* _WHAT TO DO_
Copy out every line of the items below without changing any character.

────────────────────────────────────────

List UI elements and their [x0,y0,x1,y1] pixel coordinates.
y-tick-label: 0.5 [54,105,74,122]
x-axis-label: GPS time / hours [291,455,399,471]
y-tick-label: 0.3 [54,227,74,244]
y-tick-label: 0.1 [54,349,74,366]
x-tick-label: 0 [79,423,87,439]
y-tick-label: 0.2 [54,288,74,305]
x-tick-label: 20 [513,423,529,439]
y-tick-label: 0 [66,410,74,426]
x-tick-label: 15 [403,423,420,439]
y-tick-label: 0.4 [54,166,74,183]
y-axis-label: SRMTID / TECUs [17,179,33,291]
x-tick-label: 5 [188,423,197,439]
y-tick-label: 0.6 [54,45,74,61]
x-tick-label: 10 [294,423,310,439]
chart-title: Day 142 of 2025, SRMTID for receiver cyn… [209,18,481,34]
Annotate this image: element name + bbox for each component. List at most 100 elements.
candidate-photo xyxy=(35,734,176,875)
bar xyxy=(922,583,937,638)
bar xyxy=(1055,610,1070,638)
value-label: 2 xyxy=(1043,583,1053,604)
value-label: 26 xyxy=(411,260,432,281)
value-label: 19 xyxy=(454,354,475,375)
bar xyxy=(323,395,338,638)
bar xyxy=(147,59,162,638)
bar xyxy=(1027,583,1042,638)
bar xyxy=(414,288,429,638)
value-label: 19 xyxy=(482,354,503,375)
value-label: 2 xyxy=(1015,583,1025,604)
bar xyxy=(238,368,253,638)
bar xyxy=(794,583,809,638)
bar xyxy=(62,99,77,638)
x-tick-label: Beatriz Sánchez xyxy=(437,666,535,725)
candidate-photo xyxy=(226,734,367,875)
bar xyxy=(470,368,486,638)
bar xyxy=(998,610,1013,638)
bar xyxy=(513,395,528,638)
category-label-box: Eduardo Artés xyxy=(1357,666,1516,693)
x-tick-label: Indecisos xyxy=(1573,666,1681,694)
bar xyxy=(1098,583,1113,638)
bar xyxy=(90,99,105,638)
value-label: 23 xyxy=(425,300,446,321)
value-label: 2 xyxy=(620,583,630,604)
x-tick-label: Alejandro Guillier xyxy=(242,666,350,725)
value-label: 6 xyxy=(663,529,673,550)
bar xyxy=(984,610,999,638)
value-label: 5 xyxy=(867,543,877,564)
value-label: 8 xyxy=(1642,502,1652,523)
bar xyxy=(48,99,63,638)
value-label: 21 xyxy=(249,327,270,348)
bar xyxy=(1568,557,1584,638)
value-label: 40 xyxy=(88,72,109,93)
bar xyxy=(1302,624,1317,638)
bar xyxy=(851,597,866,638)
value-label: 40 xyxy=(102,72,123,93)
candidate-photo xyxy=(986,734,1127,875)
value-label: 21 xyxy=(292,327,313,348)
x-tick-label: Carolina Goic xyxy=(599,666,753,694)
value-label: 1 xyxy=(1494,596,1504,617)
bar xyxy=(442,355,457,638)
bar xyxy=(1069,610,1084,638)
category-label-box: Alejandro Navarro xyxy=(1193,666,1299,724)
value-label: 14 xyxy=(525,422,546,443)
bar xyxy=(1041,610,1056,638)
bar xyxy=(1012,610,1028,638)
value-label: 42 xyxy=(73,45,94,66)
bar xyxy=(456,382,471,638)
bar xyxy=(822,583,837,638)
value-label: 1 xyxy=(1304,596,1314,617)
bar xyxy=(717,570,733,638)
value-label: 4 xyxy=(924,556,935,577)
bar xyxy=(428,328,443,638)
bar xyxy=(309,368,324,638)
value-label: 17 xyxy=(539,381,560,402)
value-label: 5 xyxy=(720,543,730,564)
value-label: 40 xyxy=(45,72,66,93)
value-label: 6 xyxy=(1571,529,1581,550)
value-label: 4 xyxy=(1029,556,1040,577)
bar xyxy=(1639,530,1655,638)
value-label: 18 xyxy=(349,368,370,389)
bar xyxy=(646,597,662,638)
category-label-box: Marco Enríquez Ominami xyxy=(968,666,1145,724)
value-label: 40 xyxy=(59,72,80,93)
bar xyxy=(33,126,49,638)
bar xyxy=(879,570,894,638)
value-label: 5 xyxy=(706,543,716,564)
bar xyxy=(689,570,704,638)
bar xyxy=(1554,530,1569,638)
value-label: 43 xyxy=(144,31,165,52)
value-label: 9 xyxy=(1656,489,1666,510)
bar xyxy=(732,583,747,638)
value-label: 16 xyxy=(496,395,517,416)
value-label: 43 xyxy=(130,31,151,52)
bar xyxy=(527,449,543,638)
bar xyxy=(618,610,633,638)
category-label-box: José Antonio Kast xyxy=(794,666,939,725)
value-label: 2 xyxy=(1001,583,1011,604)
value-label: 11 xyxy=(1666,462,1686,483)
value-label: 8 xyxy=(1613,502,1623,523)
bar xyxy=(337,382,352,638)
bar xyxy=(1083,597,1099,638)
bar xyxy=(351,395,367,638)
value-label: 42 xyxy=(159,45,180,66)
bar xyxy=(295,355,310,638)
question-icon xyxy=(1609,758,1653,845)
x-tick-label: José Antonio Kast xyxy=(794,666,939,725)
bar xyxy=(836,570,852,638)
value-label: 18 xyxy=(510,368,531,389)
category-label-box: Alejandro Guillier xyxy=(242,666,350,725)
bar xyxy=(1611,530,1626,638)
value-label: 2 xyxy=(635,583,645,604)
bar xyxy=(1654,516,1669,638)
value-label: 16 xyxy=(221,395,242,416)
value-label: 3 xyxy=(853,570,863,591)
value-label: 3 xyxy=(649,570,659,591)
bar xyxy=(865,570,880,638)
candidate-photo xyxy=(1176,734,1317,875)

────────────────────────────────────────

* _SOLVED EXERCISE_
List UI elements and their [x0,y0,x1,y1] pixel coordinates.
y-tick-label: 0.5 [54,105,74,122]
x-axis-label: GPS time / hours [291,455,399,471]
y-tick-label: 0.3 [54,227,74,244]
y-tick-label: 0.1 [54,349,74,366]
x-tick-label: 0 [79,423,87,439]
y-tick-label: 0.2 [54,288,74,305]
x-tick-label: 20 [513,423,529,439]
y-tick-label: 0 [66,410,74,426]
x-tick-label: 15 [403,423,420,439]
y-tick-label: 0.4 [54,166,74,183]
y-axis-label: SRMTID / TECUs [17,179,33,291]
x-tick-label: 5 [188,423,197,439]
y-tick-label: 0.6 [54,45,74,61]
x-tick-label: 10 [294,423,310,439]
chart-title: Day 142 of 2025, SRMTID for receiver cyn… [209,18,481,34]
Annotate this image: element name + bbox for each component. List at most 100 elements.
candidate-photo xyxy=(35,734,176,875)
bar xyxy=(922,583,937,638)
bar xyxy=(1055,610,1070,638)
value-label: 2 xyxy=(1043,583,1053,604)
value-label: 26 xyxy=(411,260,432,281)
value-label: 19 xyxy=(454,354,475,375)
bar xyxy=(323,395,338,638)
bar xyxy=(147,59,162,638)
bar xyxy=(1027,583,1042,638)
bar xyxy=(414,288,429,638)
value-label: 19 xyxy=(482,354,503,375)
value-label: 2 xyxy=(1015,583,1025,604)
bar xyxy=(238,368,253,638)
bar xyxy=(794,583,809,638)
bar xyxy=(62,99,77,638)
x-tick-label: Beatriz Sánchez xyxy=(437,666,535,725)
candidate-photo xyxy=(226,734,367,875)
bar xyxy=(470,368,486,638)
bar xyxy=(998,610,1013,638)
bar xyxy=(513,395,528,638)
category-label-box: Eduardo Artés xyxy=(1357,666,1516,693)
x-tick-label: Indecisos xyxy=(1573,666,1681,694)
bar xyxy=(1098,583,1113,638)
bar xyxy=(90,99,105,638)
value-label: 23 xyxy=(425,300,446,321)
value-label: 2 xyxy=(620,583,630,604)
x-tick-label: Alejandro Guillier xyxy=(242,666,350,725)
value-label: 6 xyxy=(663,529,673,550)
bar xyxy=(984,610,999,638)
value-label: 5 xyxy=(867,543,877,564)
value-label: 8 xyxy=(1642,502,1652,523)
bar xyxy=(48,99,63,638)
value-label: 21 xyxy=(249,327,270,348)
bar xyxy=(1568,557,1584,638)
value-label: 40 xyxy=(88,72,109,93)
bar xyxy=(1302,624,1317,638)
bar xyxy=(851,597,866,638)
value-label: 40 xyxy=(102,72,123,93)
candidate-photo xyxy=(986,734,1127,875)
value-label: 21 xyxy=(292,327,313,348)
x-tick-label: Carolina Goic xyxy=(599,666,753,694)
value-label: 1 xyxy=(1494,596,1504,617)
bar xyxy=(442,355,457,638)
bar xyxy=(1069,610,1084,638)
category-label-box: Alejandro Navarro xyxy=(1193,666,1299,724)
value-label: 14 xyxy=(525,422,546,443)
bar xyxy=(1041,610,1056,638)
bar xyxy=(1012,610,1028,638)
value-label: 42 xyxy=(73,45,94,66)
bar xyxy=(456,382,471,638)
bar xyxy=(822,583,837,638)
value-label: 1 xyxy=(1304,596,1314,617)
bar xyxy=(717,570,733,638)
value-label: 4 xyxy=(924,556,935,577)
bar xyxy=(428,328,443,638)
bar xyxy=(309,368,324,638)
value-label: 17 xyxy=(539,381,560,402)
value-label: 5 xyxy=(720,543,730,564)
value-label: 40 xyxy=(45,72,66,93)
value-label: 6 xyxy=(1571,529,1581,550)
value-label: 4 xyxy=(1029,556,1040,577)
bar xyxy=(1639,530,1655,638)
value-label: 18 xyxy=(349,368,370,389)
bar xyxy=(646,597,662,638)
category-label-box: Marco Enríquez Ominami xyxy=(968,666,1145,724)
value-label: 40 xyxy=(59,72,80,93)
bar xyxy=(33,126,49,638)
bar xyxy=(879,570,894,638)
value-label: 5 xyxy=(706,543,716,564)
bar xyxy=(689,570,704,638)
bar xyxy=(1554,530,1569,638)
value-label: 43 xyxy=(144,31,165,52)
value-label: 9 xyxy=(1656,489,1666,510)
bar xyxy=(732,583,747,638)
value-label: 16 xyxy=(496,395,517,416)
value-label: 43 xyxy=(130,31,151,52)
bar xyxy=(527,449,543,638)
bar xyxy=(618,610,633,638)
category-label-box: José Antonio Kast xyxy=(794,666,939,725)
value-label: 2 xyxy=(1001,583,1011,604)
value-label: 11 xyxy=(1666,462,1686,483)
value-label: 8 xyxy=(1613,502,1623,523)
bar xyxy=(337,382,352,638)
bar xyxy=(1083,597,1099,638)
bar xyxy=(351,395,367,638)
value-label: 42 xyxy=(159,45,180,66)
bar xyxy=(295,355,310,638)
question-icon xyxy=(1609,758,1653,845)
x-tick-label: José Antonio Kast xyxy=(794,666,939,725)
bar xyxy=(836,570,852,638)
value-label: 18 xyxy=(510,368,531,389)
category-label-box: Alejandro Guillier xyxy=(242,666,350,725)
bar xyxy=(1611,530,1626,638)
value-label: 2 xyxy=(635,583,645,604)
bar xyxy=(1654,516,1669,638)
value-label: 16 xyxy=(221,395,242,416)
value-label: 3 xyxy=(853,570,863,591)
value-label: 3 xyxy=(649,570,659,591)
bar xyxy=(865,570,880,638)
candidate-photo xyxy=(1176,734,1317,875)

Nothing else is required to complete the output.